Page text -
====

Ceuthomantis cavernibardus
- Conservation status: Data Deficient (IUCN 3.1)

Scientific classification
- Kingdom: Animalia
- Phylum: Chordata
- Class: Amphibia
- Order: Anura
- Family: Ceuthomantidae
- Genus: Ceuthomantis
- Species: C. cavernibardus
- Binomial name: Ceuthomantis cavernibardus (Myers and Donnelly, 1997)
- Synonyms: Eleutherodactylus cavernibardus Myers and Donnelly, 1997 Pristimantis cavernibardus (Myers and Donnelly, 1997)

= Ceuthomantis cavernibardus =

- Authority: (Myers and Donnelly, 1997)
- Conservation status: DD
- Synonyms: Eleutherodactylus cavernibardus Myers and Donnelly, 1997, Pristimantis cavernibardus (Myers and Donnelly, 1997)

Species of frog

Ceuthomantis cavernibardus is a species of frog in the family Craugastoridae. It is found in the Sierra Tapirapecó in the Amazonas state of Venezuela as well as in the adjacent Amazonas state of Brazil (where the range is known as Serra do Tapirapecó). The specific name cavernibardus is derived from the Latin caverna for "cave" and bardus for "singer". It refers to the caves commonly used by calling males.

==Description==
Adult males measure 27–31 mm and females 30–32 mm in snout–vent length. The head as wide as the body and slightly longer than it is
wide. The snout is rounded to truncate in dorsal view and rounded in lateral view. The tympanum is round to vertically oblong. The fingers and toes have terminal discs but no webbing. Skin on the dorsum and the flanks is granular and weakly tubercular. Dorsal coloration is variable but usually including green, and usually with a dark, vague X-like pattern. Some individuals are uniformly green, greenish black with bright green streaks and flecks, or brown to olive brown. The lower surfaces are blackish gray.

==Habitat and conservation==
The species' natural habitats are montane forests at elevations of 930–1200 m above sea level. Individuals have been found in small caves under granite boulders, in the roots of aroids on the tops of boulders, perched on leaves some 1 metre above the ground, and on the ground in forest bordering a river. Based on calling males, it seems to be one of the most common frogs in its type locality. No major threats to it are known. It occurs in the Parima Tapirapecó National Park, Venezuela.

====

Stored data -
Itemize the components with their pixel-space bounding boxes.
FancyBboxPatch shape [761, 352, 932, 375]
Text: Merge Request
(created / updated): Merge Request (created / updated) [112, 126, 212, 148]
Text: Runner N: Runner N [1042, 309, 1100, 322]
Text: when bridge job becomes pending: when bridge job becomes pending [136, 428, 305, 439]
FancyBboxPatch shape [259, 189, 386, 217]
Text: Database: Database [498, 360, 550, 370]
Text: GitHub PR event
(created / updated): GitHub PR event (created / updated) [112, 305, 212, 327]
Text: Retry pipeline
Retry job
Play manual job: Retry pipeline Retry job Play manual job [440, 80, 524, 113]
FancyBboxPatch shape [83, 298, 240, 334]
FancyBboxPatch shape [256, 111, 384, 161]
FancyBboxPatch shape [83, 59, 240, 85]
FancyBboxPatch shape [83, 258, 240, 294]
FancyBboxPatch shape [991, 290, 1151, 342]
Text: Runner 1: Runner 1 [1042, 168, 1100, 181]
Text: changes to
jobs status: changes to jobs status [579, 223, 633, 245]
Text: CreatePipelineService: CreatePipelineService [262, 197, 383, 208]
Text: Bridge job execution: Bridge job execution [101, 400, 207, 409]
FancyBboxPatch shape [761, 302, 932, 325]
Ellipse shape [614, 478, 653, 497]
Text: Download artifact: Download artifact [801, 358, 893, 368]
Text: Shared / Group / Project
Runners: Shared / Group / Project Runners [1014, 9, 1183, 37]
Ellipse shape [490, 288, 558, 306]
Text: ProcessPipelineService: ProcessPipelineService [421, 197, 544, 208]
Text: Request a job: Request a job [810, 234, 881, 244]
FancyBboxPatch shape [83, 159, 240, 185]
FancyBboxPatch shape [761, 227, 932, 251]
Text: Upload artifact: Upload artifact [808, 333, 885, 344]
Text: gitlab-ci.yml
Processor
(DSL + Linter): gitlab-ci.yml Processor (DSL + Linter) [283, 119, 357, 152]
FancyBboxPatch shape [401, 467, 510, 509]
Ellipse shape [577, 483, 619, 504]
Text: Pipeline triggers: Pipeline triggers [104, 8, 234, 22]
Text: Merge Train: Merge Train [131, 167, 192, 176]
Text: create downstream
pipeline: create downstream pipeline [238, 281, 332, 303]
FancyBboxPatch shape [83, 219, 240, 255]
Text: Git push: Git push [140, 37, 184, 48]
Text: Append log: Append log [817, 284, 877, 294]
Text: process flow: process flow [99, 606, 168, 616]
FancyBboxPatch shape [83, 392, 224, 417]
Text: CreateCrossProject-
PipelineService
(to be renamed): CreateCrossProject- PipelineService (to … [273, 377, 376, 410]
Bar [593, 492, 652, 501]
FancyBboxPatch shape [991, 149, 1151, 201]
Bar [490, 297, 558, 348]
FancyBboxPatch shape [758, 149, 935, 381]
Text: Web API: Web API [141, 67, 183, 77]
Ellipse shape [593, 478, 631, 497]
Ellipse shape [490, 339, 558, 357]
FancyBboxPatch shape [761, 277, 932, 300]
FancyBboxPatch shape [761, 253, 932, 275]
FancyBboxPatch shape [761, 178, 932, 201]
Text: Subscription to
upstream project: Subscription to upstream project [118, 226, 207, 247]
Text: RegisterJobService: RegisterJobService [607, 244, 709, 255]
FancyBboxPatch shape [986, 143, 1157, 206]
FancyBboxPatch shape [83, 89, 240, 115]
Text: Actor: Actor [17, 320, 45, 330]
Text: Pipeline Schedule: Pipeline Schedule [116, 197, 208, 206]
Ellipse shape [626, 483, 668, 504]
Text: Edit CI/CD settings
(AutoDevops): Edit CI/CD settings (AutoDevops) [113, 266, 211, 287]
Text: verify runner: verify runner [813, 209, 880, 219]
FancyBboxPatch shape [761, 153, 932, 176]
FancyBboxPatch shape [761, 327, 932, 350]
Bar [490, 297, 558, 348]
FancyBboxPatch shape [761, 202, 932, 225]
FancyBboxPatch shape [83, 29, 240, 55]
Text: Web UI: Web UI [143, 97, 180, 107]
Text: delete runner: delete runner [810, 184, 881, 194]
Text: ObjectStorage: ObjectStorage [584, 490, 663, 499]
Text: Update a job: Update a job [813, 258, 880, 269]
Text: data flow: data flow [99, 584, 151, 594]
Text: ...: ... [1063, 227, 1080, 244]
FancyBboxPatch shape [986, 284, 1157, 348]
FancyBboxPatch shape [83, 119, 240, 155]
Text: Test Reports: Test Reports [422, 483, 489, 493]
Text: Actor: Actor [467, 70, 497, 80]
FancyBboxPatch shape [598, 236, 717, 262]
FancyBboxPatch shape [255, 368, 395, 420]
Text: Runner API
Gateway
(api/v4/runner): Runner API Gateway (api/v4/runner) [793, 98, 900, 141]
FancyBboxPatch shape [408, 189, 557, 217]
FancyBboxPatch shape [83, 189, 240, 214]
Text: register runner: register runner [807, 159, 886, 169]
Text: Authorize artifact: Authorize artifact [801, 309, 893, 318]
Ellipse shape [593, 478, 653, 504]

====

What is being asked -
Please print the part of the Ceuthomantis cavernibardus text from "- Conservation status: DD" to "by calling males.", copying it word for word.

Response for this exercise -
- Conservation status: DD
- Synonyms: Eleutherodactylus cavernibardus Myers and Donnelly, 1997, Pristimantis cavernibardus (Myers and Donnelly, 1997)

Species of frog

Ceuthomantis cavernibardus is a species of frog in the family Craugastoridae. It is found in the Sierra Tapirapecó in the Amazonas state of Venezuela as well as in the adjacent Amazonas state of Brazil (where the range is known as Serra do Tapirapecó). The specific name cavernibardus is derived from the Latin caverna for "cave" and bardus for "singer". It refers to the caves commonly used by calling males.